Recast the lines below as a Markdown table with two columns, No. and Text. Put each line's row number in No. and the line itself in Text, and leave out any blank lines.

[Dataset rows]
* begin *
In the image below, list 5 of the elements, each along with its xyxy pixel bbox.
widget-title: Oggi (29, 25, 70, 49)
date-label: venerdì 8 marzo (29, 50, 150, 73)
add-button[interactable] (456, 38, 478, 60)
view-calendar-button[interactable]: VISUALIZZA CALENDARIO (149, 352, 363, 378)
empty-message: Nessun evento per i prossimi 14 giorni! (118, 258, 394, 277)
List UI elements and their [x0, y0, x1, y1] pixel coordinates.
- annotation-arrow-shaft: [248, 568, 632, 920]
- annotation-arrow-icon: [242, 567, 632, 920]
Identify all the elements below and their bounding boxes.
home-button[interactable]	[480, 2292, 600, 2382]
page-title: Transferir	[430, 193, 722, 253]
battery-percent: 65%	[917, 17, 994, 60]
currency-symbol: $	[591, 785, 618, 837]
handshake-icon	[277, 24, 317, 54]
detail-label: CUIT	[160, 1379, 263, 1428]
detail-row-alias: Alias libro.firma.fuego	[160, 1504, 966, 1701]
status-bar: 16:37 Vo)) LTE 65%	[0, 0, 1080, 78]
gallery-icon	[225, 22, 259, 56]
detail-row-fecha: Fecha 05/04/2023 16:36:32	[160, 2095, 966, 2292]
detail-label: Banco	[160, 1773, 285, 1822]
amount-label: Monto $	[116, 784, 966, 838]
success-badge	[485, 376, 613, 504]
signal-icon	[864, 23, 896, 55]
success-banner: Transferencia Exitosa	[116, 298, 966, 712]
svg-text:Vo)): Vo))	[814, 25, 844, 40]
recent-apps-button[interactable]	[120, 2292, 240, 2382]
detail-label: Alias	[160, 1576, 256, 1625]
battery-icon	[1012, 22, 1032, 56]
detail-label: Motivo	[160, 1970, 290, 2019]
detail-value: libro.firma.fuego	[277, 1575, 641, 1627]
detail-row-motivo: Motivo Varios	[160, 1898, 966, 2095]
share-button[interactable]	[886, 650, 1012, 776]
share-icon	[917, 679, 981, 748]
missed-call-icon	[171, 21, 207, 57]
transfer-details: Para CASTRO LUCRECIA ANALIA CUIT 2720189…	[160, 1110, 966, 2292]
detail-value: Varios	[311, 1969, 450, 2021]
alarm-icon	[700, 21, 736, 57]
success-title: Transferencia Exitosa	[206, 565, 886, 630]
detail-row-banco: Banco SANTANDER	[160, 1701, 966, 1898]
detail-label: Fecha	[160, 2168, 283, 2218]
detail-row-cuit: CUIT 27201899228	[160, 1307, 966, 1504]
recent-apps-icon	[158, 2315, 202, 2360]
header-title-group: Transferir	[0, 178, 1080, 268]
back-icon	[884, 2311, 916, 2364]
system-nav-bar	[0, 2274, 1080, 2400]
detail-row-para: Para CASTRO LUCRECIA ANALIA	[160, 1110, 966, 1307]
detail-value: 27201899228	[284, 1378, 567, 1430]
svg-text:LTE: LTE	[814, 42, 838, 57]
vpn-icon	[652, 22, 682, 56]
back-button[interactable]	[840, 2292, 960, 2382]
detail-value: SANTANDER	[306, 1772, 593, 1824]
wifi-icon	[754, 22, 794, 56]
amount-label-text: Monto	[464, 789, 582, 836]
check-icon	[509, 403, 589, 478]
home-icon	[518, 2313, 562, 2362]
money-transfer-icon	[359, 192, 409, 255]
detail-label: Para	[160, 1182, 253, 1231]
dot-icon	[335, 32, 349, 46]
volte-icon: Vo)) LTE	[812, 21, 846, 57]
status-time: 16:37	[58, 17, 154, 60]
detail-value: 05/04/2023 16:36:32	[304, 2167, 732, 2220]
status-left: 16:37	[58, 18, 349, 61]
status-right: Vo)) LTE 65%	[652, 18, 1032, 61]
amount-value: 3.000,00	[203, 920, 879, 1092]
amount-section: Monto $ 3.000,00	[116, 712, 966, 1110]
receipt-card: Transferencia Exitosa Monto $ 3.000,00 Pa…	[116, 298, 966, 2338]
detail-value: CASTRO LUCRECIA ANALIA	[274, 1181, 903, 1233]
* end *
Answer to this problem
| No. | Text |
|---|---|
| 1 | In the image below, list 5 of the elements, each along with its xyxy pixel bbox. |
| 2 | widget-title: Oggi (29, 25, 70, 49) |
| 3 | date-label: venerdì 8 marzo (29, 50, 150, 73) |
| 4 | add-button[interactable] (456, 38, 478, 60) |
| 5 | view-calendar-button[interactable]: VISUALIZZA CALENDARIO (149, 352, 363, 378) |
| 6 | empty-message: Nessun evento per i prossimi 14 giorni! (118, 258, 394, 277) |
| 7 | List UI elements and their [x0, y0, x1, y1] pixel coordinates. |
| 8 | - annotation-arrow-shaft: [248, 568, 632, 920] |
| 9 | - annotation-arrow-icon: [242, 567, 632, 920] |
| 10 | Identify all the elements below and their bounding boxes. |
| 11 | home-button[interactable]	[480, 2292, 600, 2382] |
| 12 | page-title: Transferir	[430, 193, 722, 253] |
| 13 | battery-percent: 65%	[917, 17, 994, 60] |
| 14 | currency-symbol: $	[591, 785, 618, 837] |
| 15 | handshake-icon	[277, 24, 317, 54] |
| 16 | detail-label: CUIT	[160, 1379, 263, 1428] |
| 17 | detail-row-alias: Alias libro.firma.fuego	[160, 1504, 966, 1701] |
| 18 | status-bar: 16:37 Vo)) LTE 65%	[0, 0, 1080, 78] |
| 19 | gallery-icon	[225, 22, 259, 56] |
| 20 | detail-row-fecha: Fecha 05/04/2023 16:36:32	[160, 2095, 966, 2292] |
| 21 | detail-label: Banco	[160, 1773, 285, 1822] |
| 22 | amount-label: Monto $	[116, 784, 966, 838] |
| 23 | success-badge	[485, 376, 613, 504] |
| 24 | signal-icon	[864, 23, 896, 55] |
| 25 | success-banner: Transferencia Exitosa	[116, 298, 966, 712] |
| 26 | svg-text:Vo)): Vo))	[814, 25, 844, 40] |
| 27 | recent-apps-button[interactable]	[120, 2292, 240, 2382] |
| 28 | detail-label: Alias	[160, 1576, 256, 1625] |
| 29 | battery-icon	[1012, 22, 1032, 56] |
| 30 | detail-label: Motivo	[160, 1970, 290, 2019] |
| 31 | detail-value: libro.firma.fuego	[277, 1575, 641, 1627] |
| 32 | detail-row-motivo: Motivo Varios	[160, 1898, 966, 2095] |
| 33 | share-button[interactable]	[886, 650, 1012, 776] |
| 34 | share-icon	[917, 679, 981, 748] |
| 35 | missed-call-icon	[171, 21, 207, 57] |
| 36 | transfer-details: Para CASTRO LUCRECIA ANALIA CUIT 2720189…	[160, 1110, 966, 2292] |
| 37 | detail-value: Varios	[311, 1969, 450, 2021] |
| 38 | alarm-icon	[700, 21, 736, 57] |
| 39 | success-title: Transferencia Exitosa	[206, 565, 886, 630] |
| 40 | detail-row-banco: Banco SANTANDER	[160, 1701, 966, 1898] |
| 41 | detail-label: Fecha	[160, 2168, 283, 2218] |
| 42 | detail-row-cuit: CUIT 27201899228	[160, 1307, 966, 1504] |
| 43 | recent-apps-icon	[158, 2315, 202, 2360] |
| 44 | header-title-group: Transferir	[0, 178, 1080, 268] |
| 45 | back-icon	[884, 2311, 916, 2364] |
| 46 | system-nav-bar	[0, 2274, 1080, 2400] |
| 47 | detail-row-para: Para CASTRO LUCRECIA ANALIA	[160, 1110, 966, 1307] |
| 48 | detail-value: 27201899228	[284, 1378, 567, 1430] |
| 49 | svg-text:LTE: LTE	[814, 42, 838, 57] |
| 50 | vpn-icon	[652, 22, 682, 56] |
| 51 | back-button[interactable]	[840, 2292, 960, 2382] |
| 52 | detail-value: SANTANDER	[306, 1772, 593, 1824] |
| 53 | wifi-icon	[754, 22, 794, 56] |
| 54 | amount-label-text: Monto	[464, 789, 582, 836] |
| 55 | check-icon	[509, 403, 589, 478] |
| 56 | home-icon	[518, 2313, 562, 2362] |
| 57 | money-transfer-icon	[359, 192, 409, 255] |
| 58 | detail-label: Para	[160, 1182, 253, 1231] |
| 59 | dot-icon	[335, 32, 349, 46] |
| 60 | volte-icon: Vo)) LTE	[812, 21, 846, 57] |
| 61 | status-time: 16:37	[58, 17, 154, 60] |
| 62 | detail-value: 05/04/2023 16:36:32	[304, 2167, 732, 2220] |
| 63 | status-left: 16:37	[58, 18, 349, 61] |
| 64 | status-right: Vo)) LTE 65%	[652, 18, 1032, 61] |
| 65 | amount-value: 3.000,00	[203, 920, 879, 1092] |
| 66 | amount-section: Monto $ 3.000,00	[116, 712, 966, 1110] |
| 67 | receipt-card: Transferencia Exitosa Monto $ 3.000,00 Pa…	[116, 298, 966, 2338] |
| 68 | detail-value: CASTRO LUCRECIA ANALIA	[274, 1181, 903, 1233] |